> **Written request**:
Reproduce every line in the listing that contains the word "Power".

┄┄┄┄┄┄┄┄┄┄

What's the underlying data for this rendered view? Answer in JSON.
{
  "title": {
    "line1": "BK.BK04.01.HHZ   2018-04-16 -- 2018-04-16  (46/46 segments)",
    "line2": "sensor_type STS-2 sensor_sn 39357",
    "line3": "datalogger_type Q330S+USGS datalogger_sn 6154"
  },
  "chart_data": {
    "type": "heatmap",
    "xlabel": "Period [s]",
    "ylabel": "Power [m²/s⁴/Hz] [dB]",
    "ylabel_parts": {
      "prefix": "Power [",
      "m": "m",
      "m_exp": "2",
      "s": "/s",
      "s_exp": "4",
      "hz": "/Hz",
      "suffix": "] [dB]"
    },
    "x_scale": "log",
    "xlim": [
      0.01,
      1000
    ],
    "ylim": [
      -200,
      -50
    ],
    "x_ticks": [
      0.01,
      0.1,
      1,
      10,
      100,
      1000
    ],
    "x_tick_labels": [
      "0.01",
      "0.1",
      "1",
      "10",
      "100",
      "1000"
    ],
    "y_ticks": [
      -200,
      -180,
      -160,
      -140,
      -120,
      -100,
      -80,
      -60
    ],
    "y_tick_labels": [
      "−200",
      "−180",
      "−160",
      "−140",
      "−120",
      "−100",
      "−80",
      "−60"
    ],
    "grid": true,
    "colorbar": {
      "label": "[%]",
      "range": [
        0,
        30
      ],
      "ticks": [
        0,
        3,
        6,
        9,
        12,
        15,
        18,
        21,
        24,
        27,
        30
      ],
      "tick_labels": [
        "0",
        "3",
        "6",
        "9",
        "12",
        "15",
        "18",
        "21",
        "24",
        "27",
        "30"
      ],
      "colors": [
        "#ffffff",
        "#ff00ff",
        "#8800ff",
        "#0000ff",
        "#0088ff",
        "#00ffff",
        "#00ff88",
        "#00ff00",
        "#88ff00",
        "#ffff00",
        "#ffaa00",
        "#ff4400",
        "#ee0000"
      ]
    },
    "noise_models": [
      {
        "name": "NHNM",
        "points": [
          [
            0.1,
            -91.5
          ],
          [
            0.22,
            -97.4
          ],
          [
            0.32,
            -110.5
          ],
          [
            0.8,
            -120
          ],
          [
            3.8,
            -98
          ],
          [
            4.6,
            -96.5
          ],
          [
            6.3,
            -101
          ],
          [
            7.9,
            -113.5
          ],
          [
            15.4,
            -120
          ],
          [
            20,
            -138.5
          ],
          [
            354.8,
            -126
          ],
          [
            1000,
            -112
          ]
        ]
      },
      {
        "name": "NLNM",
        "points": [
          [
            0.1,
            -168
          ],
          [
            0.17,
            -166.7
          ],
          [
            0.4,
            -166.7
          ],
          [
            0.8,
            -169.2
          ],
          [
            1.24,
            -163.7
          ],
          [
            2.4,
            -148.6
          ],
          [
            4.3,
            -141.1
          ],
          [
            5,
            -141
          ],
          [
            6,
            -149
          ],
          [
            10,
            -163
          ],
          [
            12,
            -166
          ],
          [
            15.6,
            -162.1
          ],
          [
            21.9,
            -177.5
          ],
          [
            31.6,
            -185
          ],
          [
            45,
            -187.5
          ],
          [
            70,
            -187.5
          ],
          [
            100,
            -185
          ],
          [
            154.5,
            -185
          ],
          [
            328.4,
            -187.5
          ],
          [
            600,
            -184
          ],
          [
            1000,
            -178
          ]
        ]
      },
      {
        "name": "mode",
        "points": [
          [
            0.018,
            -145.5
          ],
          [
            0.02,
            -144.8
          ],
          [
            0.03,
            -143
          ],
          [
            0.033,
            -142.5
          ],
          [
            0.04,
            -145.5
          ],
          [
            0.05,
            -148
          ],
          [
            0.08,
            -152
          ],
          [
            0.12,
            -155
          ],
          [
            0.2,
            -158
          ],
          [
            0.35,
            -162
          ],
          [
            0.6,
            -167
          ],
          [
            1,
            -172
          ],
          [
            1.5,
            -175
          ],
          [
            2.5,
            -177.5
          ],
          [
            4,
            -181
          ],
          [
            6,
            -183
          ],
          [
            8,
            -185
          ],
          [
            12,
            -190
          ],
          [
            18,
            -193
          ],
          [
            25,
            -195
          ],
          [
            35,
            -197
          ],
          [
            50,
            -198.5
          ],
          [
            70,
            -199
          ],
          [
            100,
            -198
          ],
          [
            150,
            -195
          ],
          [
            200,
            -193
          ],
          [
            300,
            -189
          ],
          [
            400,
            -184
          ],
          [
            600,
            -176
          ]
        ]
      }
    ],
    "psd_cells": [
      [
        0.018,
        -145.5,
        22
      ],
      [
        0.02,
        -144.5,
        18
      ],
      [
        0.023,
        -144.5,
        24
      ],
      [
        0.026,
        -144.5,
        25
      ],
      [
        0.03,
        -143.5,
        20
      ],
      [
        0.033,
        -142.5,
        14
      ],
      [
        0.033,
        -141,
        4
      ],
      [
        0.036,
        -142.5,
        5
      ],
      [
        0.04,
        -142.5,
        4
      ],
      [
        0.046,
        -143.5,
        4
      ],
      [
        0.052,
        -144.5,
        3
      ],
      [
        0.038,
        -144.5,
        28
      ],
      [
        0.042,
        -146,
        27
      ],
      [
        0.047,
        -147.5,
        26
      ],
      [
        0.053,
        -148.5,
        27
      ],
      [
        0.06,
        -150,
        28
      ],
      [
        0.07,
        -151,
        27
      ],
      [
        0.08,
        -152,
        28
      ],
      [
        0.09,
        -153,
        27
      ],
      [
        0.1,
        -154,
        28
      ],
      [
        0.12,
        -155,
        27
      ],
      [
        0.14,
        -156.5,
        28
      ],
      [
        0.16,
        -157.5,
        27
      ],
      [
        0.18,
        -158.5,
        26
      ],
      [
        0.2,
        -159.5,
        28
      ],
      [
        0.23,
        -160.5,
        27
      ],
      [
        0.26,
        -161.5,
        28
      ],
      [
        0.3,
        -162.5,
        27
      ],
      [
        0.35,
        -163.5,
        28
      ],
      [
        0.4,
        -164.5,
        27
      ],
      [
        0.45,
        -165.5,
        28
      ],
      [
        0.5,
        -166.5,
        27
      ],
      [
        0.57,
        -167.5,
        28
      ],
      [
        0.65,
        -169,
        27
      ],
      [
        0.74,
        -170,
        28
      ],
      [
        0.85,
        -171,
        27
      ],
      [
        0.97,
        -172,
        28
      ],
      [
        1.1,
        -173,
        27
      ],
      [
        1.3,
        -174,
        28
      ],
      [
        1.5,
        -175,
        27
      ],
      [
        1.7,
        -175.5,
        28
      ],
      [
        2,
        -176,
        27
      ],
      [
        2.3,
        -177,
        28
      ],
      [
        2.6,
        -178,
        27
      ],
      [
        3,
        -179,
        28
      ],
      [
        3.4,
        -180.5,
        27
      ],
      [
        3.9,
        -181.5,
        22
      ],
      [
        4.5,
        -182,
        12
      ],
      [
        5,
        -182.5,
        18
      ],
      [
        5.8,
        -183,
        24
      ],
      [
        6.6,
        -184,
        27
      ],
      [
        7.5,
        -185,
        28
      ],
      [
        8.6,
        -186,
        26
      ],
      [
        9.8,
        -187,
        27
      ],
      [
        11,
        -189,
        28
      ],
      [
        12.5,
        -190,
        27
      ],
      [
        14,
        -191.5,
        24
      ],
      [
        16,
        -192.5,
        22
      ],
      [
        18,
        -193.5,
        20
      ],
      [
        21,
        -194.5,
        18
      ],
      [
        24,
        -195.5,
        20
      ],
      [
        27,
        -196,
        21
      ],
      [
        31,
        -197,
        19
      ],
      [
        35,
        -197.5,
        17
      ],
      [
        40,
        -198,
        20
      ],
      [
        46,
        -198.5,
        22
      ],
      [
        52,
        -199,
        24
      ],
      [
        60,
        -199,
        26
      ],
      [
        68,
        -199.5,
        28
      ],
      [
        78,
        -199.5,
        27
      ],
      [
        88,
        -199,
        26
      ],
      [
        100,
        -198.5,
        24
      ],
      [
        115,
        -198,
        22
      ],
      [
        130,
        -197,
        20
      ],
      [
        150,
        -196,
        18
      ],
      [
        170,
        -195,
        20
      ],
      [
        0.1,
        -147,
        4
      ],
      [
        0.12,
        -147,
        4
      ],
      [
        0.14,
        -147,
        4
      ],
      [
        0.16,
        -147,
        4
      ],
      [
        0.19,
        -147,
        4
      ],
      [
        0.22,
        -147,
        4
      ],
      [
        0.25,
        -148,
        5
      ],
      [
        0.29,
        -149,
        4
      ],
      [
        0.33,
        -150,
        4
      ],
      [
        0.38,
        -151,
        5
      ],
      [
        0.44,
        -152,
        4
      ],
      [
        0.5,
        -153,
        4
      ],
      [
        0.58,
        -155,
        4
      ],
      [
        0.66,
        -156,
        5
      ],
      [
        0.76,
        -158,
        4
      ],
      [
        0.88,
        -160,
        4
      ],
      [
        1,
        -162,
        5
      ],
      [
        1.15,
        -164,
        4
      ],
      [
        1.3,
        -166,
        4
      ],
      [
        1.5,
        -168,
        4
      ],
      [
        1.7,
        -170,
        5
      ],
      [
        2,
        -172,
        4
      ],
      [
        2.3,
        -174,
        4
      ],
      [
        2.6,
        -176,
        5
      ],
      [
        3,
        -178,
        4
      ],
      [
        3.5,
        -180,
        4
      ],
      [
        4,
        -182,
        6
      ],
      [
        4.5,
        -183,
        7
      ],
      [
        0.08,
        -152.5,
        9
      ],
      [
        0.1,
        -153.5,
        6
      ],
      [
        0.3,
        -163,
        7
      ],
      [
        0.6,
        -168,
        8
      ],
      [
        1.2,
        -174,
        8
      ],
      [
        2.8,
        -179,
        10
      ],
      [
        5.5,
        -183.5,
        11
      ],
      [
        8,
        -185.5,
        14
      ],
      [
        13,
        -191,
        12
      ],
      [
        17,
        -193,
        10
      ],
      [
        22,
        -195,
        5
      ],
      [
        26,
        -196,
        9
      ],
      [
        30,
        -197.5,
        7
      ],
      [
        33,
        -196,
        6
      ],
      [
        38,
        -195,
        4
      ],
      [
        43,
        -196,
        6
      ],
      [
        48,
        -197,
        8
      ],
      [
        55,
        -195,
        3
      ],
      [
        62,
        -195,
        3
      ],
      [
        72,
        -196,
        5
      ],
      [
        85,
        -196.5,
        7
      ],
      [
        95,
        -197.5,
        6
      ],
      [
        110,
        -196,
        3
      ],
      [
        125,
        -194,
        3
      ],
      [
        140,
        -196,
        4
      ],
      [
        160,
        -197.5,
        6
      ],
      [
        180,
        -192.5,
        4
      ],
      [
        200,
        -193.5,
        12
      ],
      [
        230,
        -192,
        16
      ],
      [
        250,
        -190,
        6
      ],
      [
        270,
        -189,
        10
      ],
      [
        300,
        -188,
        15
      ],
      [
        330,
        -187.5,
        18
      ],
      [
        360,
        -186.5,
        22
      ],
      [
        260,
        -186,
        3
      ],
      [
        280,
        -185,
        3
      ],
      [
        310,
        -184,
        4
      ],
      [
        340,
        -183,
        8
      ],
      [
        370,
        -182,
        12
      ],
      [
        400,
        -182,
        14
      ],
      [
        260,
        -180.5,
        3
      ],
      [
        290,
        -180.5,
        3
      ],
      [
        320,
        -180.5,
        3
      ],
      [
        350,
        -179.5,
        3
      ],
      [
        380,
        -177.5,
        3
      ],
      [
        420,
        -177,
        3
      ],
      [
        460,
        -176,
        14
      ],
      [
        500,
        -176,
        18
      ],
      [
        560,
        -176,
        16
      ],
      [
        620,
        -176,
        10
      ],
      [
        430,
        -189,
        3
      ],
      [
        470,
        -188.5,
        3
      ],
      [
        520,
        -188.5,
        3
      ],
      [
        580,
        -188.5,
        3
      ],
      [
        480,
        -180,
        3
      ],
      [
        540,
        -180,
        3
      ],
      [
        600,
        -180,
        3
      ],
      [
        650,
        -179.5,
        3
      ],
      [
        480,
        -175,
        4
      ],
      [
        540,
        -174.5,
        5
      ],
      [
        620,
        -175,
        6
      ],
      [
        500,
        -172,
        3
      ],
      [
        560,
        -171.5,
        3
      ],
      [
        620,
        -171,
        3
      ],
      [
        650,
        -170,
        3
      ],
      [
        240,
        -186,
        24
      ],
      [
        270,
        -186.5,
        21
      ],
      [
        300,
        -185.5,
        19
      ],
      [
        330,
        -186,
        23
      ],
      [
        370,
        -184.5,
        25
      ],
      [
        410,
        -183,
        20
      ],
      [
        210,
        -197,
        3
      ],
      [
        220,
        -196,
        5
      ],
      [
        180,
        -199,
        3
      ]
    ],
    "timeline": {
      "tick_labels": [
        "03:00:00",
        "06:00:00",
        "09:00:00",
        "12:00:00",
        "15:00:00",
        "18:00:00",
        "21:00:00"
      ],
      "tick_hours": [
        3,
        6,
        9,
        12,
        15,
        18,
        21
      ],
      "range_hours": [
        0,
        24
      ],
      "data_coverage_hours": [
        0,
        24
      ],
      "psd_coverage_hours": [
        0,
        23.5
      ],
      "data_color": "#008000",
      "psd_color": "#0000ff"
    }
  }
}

┄┄┄┄┄┄┄┄┄┄

> **The completed task**:
    "ylabel": "Power [m²/s⁴/Hz] [dB]",
      "prefix": "Power [",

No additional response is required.